Data excerpts |
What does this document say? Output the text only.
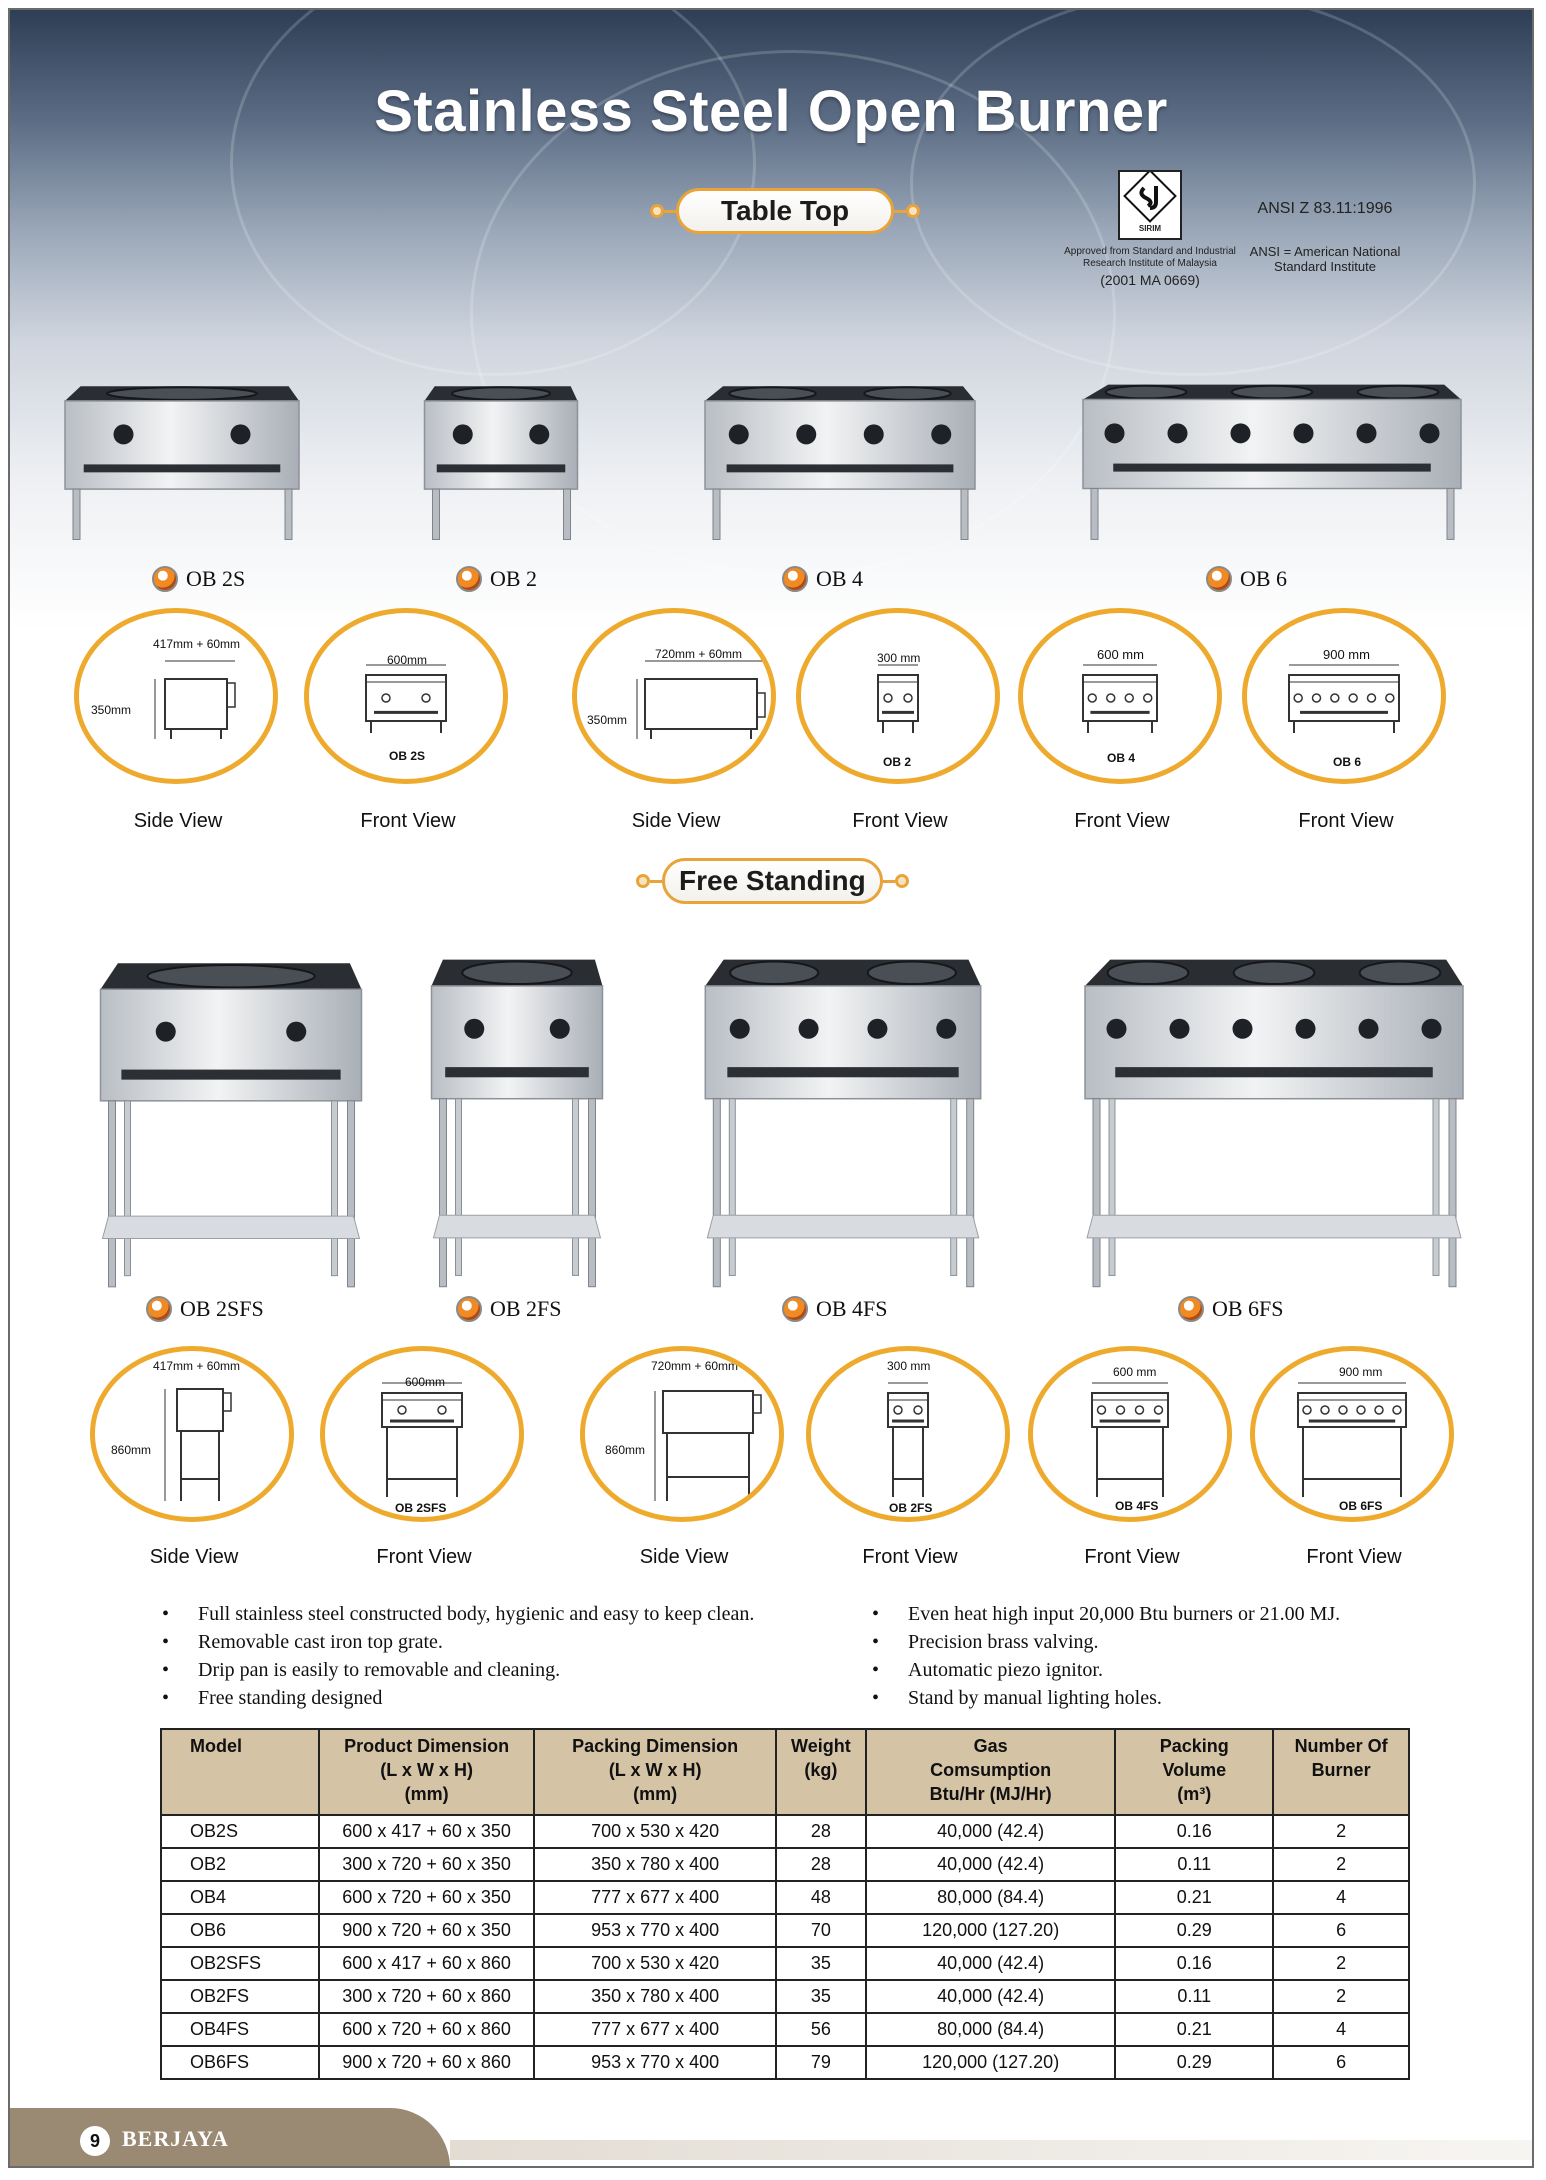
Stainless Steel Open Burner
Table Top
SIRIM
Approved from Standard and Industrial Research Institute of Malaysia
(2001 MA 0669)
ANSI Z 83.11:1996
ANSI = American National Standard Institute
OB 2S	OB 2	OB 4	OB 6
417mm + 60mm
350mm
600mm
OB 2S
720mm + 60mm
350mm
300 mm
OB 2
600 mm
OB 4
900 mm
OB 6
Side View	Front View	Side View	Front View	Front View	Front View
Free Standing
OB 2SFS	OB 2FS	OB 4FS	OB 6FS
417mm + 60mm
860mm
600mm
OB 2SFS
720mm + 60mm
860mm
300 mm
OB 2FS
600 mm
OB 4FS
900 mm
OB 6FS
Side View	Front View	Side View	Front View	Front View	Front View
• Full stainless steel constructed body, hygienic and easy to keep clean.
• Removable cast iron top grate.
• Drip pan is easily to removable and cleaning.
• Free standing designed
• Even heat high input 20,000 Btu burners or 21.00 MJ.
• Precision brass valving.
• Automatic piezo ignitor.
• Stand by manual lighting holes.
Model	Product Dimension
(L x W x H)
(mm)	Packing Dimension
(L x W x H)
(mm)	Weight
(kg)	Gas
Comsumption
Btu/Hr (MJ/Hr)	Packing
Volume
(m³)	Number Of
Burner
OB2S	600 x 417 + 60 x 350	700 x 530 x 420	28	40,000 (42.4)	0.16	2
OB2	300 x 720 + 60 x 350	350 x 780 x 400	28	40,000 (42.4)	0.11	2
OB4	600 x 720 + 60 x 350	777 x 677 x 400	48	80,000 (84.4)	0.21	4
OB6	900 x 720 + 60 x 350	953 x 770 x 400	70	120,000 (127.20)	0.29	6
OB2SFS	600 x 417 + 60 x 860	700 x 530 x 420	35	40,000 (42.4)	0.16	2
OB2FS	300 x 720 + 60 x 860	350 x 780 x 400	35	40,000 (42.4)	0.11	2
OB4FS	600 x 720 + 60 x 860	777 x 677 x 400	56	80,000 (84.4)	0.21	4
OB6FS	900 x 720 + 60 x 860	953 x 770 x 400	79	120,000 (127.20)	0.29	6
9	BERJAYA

Your instructions |
Read the lines above. Gather those in which the string "ANSI" is found.

The solution |
ANSI Z 83.11:1996
ANSI = American National Standard Institute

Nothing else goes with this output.